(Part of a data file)
■ ■ ■ ■

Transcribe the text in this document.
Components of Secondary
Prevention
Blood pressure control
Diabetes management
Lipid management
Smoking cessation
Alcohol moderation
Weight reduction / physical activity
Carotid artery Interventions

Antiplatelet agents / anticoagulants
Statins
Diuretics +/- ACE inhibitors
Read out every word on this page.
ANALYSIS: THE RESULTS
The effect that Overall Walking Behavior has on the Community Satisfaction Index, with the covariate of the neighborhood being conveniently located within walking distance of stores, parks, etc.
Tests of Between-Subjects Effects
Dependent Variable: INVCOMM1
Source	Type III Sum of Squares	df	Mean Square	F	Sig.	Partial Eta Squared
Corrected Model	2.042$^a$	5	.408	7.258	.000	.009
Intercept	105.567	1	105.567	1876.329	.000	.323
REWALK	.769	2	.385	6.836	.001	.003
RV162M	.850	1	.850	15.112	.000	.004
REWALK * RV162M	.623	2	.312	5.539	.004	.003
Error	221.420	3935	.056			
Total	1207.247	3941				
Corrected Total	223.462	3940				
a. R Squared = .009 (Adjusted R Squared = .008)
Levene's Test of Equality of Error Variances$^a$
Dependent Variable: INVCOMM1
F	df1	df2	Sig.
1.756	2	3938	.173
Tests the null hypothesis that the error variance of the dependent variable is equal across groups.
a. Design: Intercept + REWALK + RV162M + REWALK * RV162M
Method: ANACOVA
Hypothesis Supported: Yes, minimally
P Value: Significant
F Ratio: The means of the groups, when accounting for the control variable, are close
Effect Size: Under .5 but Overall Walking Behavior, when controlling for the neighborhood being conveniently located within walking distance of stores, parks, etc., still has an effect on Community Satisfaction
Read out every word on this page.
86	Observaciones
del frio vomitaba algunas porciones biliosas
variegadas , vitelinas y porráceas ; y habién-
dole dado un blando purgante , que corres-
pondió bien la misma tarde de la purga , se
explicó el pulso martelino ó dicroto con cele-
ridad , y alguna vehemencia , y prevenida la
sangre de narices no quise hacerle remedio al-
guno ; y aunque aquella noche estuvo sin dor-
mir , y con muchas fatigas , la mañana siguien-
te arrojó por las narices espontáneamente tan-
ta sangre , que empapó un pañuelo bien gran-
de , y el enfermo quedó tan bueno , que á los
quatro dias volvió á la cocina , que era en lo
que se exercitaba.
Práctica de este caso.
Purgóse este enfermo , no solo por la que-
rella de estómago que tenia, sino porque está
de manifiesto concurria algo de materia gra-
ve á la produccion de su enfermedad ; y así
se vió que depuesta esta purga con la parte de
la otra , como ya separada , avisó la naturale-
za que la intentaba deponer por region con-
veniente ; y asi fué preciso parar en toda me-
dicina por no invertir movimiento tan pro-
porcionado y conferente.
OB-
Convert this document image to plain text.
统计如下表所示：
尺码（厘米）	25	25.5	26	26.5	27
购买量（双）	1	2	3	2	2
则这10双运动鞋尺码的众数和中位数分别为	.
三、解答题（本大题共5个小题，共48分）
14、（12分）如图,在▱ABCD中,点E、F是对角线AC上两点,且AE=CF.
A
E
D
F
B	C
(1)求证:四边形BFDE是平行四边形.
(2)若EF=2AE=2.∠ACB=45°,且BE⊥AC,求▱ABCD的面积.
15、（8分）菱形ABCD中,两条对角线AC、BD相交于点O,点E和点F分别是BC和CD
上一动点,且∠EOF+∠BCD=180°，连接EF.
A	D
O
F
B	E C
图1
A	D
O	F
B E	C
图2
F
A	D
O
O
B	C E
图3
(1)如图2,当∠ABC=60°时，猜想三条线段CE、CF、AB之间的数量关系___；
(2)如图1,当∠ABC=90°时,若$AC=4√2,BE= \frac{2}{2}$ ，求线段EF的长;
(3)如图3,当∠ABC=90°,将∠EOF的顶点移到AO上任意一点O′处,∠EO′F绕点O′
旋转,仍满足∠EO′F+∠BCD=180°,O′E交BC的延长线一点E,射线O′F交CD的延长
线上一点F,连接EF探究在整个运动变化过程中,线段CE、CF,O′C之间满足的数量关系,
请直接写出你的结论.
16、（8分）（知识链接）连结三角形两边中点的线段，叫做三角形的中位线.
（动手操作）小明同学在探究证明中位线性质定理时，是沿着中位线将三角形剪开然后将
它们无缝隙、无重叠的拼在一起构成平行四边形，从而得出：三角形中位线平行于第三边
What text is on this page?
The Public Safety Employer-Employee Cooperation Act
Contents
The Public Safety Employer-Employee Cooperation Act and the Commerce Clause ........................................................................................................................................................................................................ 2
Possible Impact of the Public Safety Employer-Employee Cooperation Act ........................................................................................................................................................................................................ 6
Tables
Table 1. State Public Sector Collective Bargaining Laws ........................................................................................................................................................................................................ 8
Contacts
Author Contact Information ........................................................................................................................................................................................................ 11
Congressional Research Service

■ ■ ■ ■

__Work instructions__. Your task is to output all of the data above word for word.

__Written solution__.
Transcribe the text in this document.
Components of Secondary
Prevention
Blood pressure control
Diabetes management
Lipid management
Smoking cessation
Alcohol moderation
Weight reduction / physical activity
Carotid artery Interventions

Antiplatelet agents / anticoagulants
Statins
Diuretics +/- ACE inhibitors
Read out every word on this page.
ANALYSIS: THE RESULTS
The effect that Overall Walking Behavior has on the Community Satisfaction Index, with the covariate of the neighborhood being conveniently located within walking distance of stores, parks, etc.
Tests of Between-Subjects Effects
Dependent Variable: INVCOMM1
Source	Type III Sum of Squares	df	Mean Square	F	Sig.	Partial Eta Squared
Corrected Model	2.042$^a$	5	.408	7.258	.000	.009
Intercept	105.567	1	105.567	1876.329	.000	.323
REWALK	.769	2	.385	6.836	.001	.003
RV162M	.850	1	.850	15.112	.000	.004
REWALK * RV162M	.623	2	.312	5.539	.004	.003
Error	221.420	3935	.056			
Total	1207.247	3941				
Corrected Total	223.462	3940				
a. R Squared = .009 (Adjusted R Squared = .008)
Levene's Test of Equality of Error Variances$^a$
Dependent Variable: INVCOMM1
F	df1	df2	Sig.
1.756	2	3938	.173
Tests the null hypothesis that the error variance of the dependent variable is equal across groups.
a. Design: Intercept + REWALK + RV162M + REWALK * RV162M
Method: ANACOVA
Hypothesis Supported: Yes, minimally
P Value: Significant
F Ratio: The means of the groups, when accounting for the control variable, are close
Effect Size: Under .5 but Overall Walking Behavior, when controlling for the neighborhood being conveniently located within walking distance of stores, parks, etc., still has an effect on Community Satisfaction
Read out every word on this page.
86	Observaciones
del frio vomitaba algunas porciones biliosas
variegadas , vitelinas y porráceas ; y habién-
dole dado un blando purgante , que corres-
pondió bien la misma tarde de la purga , se
explicó el pulso martelino ó dicroto con cele-
ridad , y alguna vehemencia , y prevenida la
sangre de narices no quise hacerle remedio al-
guno ; y aunque aquella noche estuvo sin dor-
mir , y con muchas fatigas , la mañana siguien-
te arrojó por las narices espontáneamente tan-
ta sangre , que empapó un pañuelo bien gran-
de , y el enfermo quedó tan bueno , que á los
quatro dias volvió á la cocina , que era en lo
que se exercitaba.
Práctica de este caso.
Purgóse este enfermo , no solo por la que-
rella de estómago que tenia, sino porque está
de manifiesto concurria algo de materia gra-
ve á la produccion de su enfermedad ; y así
se vió que depuesta esta purga con la parte de
la otra , como ya separada , avisó la naturale-
za que la intentaba deponer por region con-
veniente ; y asi fué preciso parar en toda me-
dicina por no invertir movimiento tan pro-
porcionado y conferente.
OB-
Convert this document image to plain text.
统计如下表所示：
尺码（厘米）	25	25.5	26	26.5	27
购买量（双）	1	2	3	2	2
则这10双运动鞋尺码的众数和中位数分别为	.
三、解答题（本大题共5个小题，共48分）
14、（12分）如图,在▱ABCD中,点E、F是对角线AC上两点,且AE=CF.
A
E
D
F
B	C
(1)求证:四边形BFDE是平行四边形.
(2)若EF=2AE=2.∠ACB=45°,且BE⊥AC,求▱ABCD的面积.
15、（8分）菱形ABCD中,两条对角线AC、BD相交于点O,点E和点F分别是BC和CD
上一动点,且∠EOF+∠BCD=180°，连接EF.
A	D
O
F
B	E C
图1
A	D
O	F
B E	C
图2
F
A	D
O
O
B	C E
图3
(1)如图2,当∠ABC=60°时，猜想三条线段CE、CF、AB之间的数量关系___；
(2)如图1,当∠ABC=90°时,若$AC=4√2,BE= \frac{2}{2}$ ，求线段EF的长;
(3)如图3,当∠ABC=90°,将∠EOF的顶点移到AO上任意一点O′处,∠EO′F绕点O′
旋转,仍满足∠EO′F+∠BCD=180°,O′E交BC的延长线一点E,射线O′F交CD的延长
线上一点F,连接EF探究在整个运动变化过程中,线段CE、CF,O′C之间满足的数量关系,
请直接写出你的结论.
16、（8分）（知识链接）连结三角形两边中点的线段，叫做三角形的中位线.
（动手操作）小明同学在探究证明中位线性质定理时，是沿着中位线将三角形剪开然后将
它们无缝隙、无重叠的拼在一起构成平行四边形，从而得出：三角形中位线平行于第三边
What text is on this page?
The Public Safety Employer-Employee Cooperation Act
Contents
The Public Safety Employer-Employee Cooperation Act and the Commerce Clause ........................................................................................................................................................................................................ 2
Possible Impact of the Public Safety Employer-Employee Cooperation Act ........................................................................................................................................................................................................ 6
Tables
Table 1. State Public Sector Collective Bargaining Laws ........................................................................................................................................................................................................ 8
Contacts
Author Contact Information ........................................................................................................................................................................................................ 11
Congressional Research Service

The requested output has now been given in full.